● **What you should do**: Lines in which "type" appears should be pulled from the data below.

● **Records for this task**:
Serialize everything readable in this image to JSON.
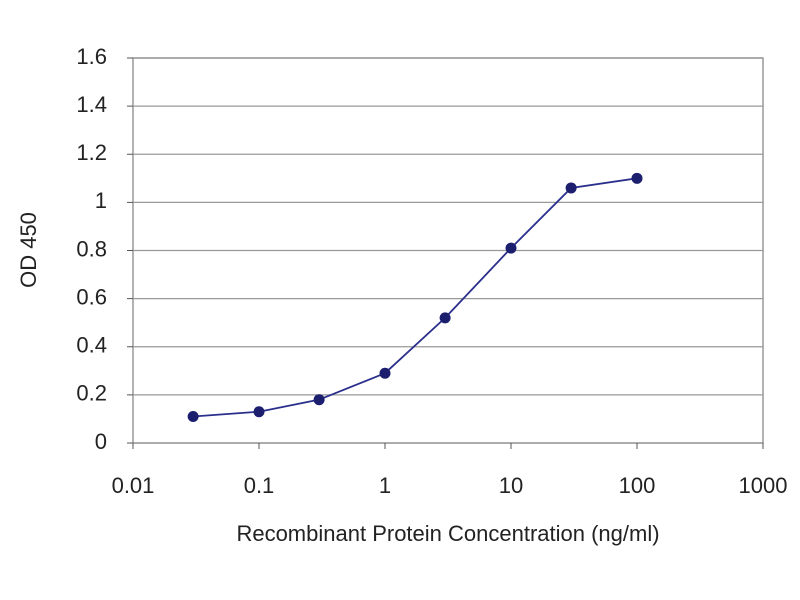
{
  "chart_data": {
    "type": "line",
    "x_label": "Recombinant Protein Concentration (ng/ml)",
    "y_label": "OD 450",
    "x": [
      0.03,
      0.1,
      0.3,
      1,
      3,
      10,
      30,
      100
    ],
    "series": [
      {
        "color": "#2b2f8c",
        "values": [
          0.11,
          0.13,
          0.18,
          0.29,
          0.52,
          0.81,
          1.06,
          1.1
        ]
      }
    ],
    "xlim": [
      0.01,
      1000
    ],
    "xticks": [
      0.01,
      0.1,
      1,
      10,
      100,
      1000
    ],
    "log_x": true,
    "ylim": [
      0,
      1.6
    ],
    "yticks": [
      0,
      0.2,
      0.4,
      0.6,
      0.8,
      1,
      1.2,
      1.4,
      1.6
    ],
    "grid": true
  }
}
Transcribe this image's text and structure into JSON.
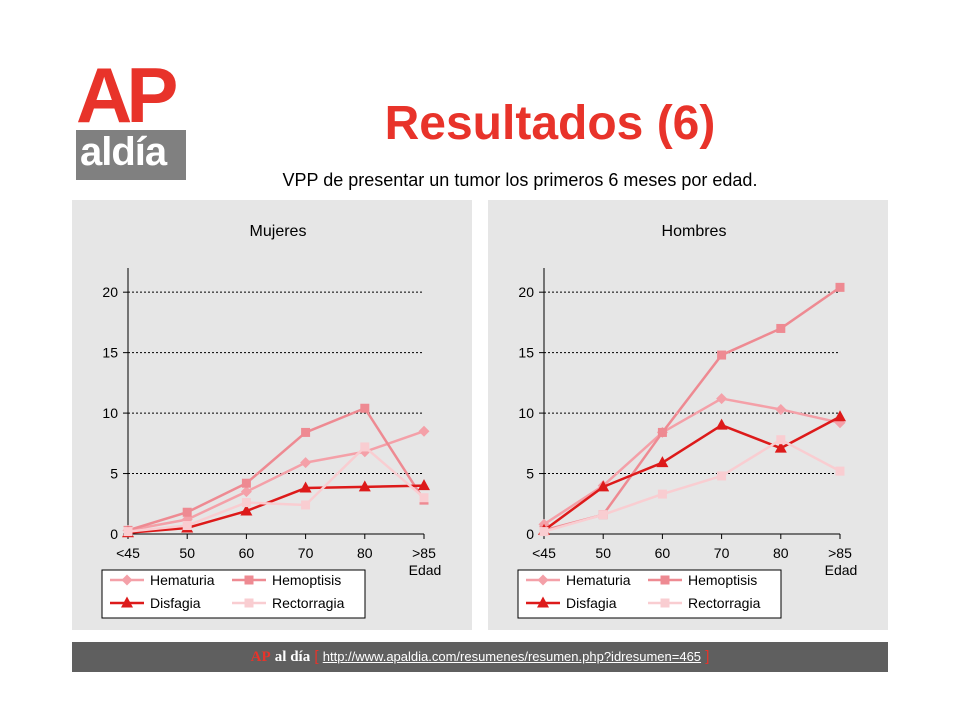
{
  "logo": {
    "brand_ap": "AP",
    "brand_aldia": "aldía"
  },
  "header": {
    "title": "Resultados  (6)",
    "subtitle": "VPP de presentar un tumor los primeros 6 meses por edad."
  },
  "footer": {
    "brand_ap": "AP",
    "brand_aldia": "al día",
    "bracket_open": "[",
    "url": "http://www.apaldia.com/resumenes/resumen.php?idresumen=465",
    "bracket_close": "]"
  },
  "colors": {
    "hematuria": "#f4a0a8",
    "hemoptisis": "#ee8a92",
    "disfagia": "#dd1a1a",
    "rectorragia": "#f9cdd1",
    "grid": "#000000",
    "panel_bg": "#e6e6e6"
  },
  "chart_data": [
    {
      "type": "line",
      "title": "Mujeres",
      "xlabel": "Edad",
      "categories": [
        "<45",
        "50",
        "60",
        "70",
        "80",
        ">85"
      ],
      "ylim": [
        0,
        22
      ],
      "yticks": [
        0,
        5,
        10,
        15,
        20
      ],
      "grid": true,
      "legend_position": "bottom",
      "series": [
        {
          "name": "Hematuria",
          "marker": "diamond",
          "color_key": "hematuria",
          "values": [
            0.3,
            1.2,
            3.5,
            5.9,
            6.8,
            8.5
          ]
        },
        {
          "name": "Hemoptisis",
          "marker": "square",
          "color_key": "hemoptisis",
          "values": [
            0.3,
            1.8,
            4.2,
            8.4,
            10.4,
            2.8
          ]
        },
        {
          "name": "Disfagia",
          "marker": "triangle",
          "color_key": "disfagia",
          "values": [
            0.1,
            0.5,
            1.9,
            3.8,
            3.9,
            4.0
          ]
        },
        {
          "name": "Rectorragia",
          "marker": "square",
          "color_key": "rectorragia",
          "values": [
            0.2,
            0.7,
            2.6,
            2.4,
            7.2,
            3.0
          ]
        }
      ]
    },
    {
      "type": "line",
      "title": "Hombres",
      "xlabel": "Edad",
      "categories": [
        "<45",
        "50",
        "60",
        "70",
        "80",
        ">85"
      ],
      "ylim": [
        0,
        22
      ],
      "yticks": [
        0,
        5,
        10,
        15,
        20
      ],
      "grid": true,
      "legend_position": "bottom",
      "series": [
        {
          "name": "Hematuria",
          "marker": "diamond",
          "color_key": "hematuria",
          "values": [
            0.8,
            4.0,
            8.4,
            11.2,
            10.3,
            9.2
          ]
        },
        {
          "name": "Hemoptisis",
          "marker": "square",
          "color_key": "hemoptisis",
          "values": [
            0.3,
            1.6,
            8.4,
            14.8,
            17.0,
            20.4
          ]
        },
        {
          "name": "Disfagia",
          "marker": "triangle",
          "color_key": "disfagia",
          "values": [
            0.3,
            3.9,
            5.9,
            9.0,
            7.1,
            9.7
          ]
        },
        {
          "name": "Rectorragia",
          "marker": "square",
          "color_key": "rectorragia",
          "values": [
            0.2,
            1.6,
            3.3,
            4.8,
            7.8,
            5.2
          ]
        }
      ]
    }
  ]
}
* * *
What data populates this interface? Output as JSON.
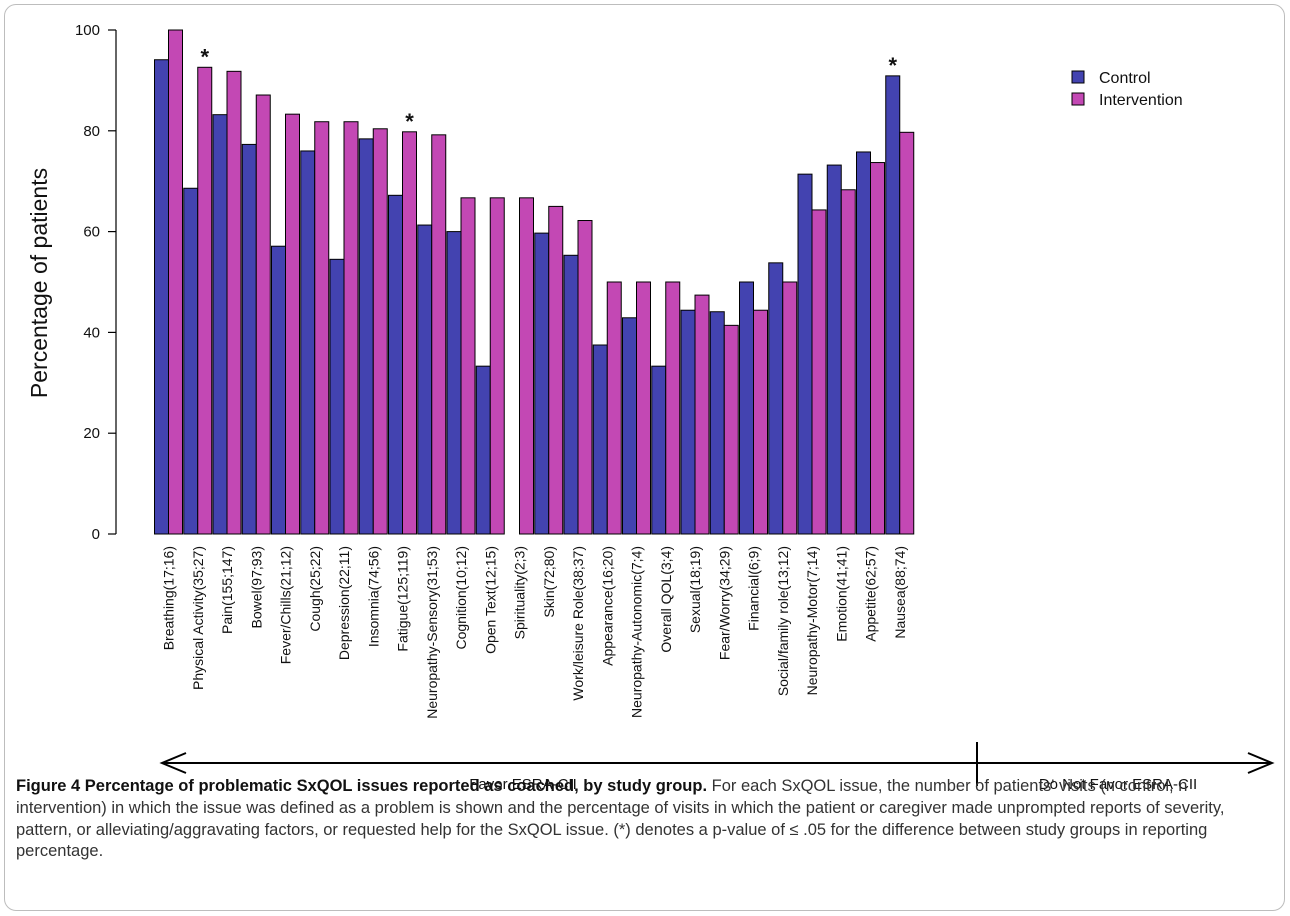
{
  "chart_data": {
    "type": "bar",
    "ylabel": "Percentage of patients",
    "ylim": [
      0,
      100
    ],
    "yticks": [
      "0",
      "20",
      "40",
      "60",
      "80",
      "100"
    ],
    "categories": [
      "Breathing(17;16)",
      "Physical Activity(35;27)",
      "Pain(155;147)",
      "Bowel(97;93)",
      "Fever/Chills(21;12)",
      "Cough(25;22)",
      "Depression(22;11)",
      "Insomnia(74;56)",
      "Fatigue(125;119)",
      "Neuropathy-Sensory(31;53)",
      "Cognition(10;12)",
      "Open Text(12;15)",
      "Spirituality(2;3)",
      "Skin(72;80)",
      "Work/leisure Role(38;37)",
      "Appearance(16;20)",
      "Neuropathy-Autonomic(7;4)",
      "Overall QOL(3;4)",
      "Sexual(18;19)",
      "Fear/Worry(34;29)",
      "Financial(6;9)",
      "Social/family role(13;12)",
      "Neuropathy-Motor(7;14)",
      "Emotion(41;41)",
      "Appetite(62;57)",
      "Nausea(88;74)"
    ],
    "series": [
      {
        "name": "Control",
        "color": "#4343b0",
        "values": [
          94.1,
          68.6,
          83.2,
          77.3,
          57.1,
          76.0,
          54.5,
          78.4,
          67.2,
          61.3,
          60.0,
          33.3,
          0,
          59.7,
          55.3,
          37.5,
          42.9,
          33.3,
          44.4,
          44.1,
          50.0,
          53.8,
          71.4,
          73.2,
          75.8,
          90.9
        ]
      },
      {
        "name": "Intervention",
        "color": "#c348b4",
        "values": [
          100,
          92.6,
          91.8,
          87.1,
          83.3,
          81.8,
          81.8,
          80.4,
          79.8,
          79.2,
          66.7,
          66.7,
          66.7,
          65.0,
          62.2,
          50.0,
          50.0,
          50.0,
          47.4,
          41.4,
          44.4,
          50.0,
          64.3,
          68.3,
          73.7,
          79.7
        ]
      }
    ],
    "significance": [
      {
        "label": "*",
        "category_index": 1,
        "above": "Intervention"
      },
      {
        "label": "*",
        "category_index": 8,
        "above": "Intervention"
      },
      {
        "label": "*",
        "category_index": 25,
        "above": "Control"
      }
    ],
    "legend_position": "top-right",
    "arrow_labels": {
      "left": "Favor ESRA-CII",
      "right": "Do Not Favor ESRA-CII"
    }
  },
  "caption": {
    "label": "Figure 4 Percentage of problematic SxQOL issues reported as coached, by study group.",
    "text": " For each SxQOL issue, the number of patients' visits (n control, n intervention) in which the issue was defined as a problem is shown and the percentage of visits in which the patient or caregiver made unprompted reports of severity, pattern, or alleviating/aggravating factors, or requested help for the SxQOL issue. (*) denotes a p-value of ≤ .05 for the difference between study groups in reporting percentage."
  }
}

● **Output below**:
    "type": "line",
      "type": "line",
      "type": "line",
    "type": "bar",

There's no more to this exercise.